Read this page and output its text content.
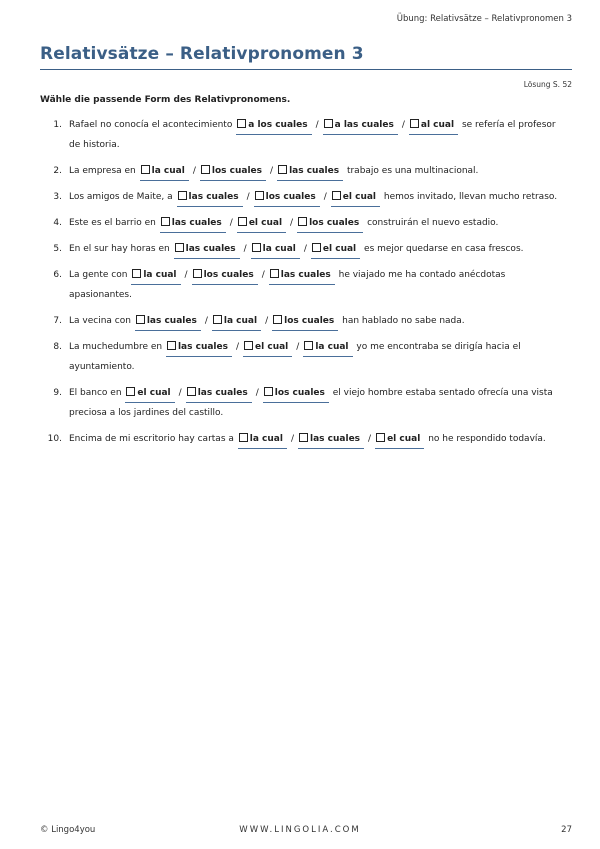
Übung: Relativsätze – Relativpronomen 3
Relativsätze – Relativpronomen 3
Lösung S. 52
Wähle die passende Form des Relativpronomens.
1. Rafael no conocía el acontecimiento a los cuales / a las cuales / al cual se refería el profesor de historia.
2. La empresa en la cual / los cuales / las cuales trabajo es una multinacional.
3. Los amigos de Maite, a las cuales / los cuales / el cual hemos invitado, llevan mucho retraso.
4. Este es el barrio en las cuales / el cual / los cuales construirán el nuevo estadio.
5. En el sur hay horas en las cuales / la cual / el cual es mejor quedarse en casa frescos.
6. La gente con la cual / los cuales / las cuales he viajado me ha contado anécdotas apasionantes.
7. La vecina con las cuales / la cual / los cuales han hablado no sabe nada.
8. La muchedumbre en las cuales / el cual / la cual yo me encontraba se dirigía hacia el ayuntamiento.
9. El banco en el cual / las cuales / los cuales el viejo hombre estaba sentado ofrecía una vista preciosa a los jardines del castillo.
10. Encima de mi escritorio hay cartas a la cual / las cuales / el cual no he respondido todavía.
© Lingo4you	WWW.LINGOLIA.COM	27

(AIM OF THE EXERCISE) Without including the pictures, reproduce all entries exactly.

(SOLUTION TO THIS TASK)
Read this page and output its text content.
Übung: Relativsätze – Relativpronomen 3
Relativsätze – Relativpronomen 3
Lösung S. 52
Wähle die passende Form des Relativpronomens.
1. Rafael no conocía el acontecimiento a los cuales / a las cuales / al cual se refería el profesor de historia.
2. La empresa en la cual / los cuales / las cuales trabajo es una multinacional.
3. Los amigos de Maite, a las cuales / los cuales / el cual hemos invitado, llevan mucho retraso.
4. Este es el barrio en las cuales / el cual / los cuales construirán el nuevo estadio.
5. En el sur hay horas en las cuales / la cual / el cual es mejor quedarse en casa frescos.
6. La gente con la cual / los cuales / las cuales he viajado me ha contado anécdotas apasionantes.
7. La vecina con las cuales / la cual / los cuales han hablado no sabe nada.
8. La muchedumbre en las cuales / el cual / la cual yo me encontraba se dirigía hacia el ayuntamiento.
9. El banco en el cual / las cuales / los cuales el viejo hombre estaba sentado ofrecía una vista preciosa a los jardines del castillo.
10. Encima de mi escritorio hay cartas a la cual / las cuales / el cual no he respondido todavía.
© Lingo4you	WWW.LINGOLIA.COM	27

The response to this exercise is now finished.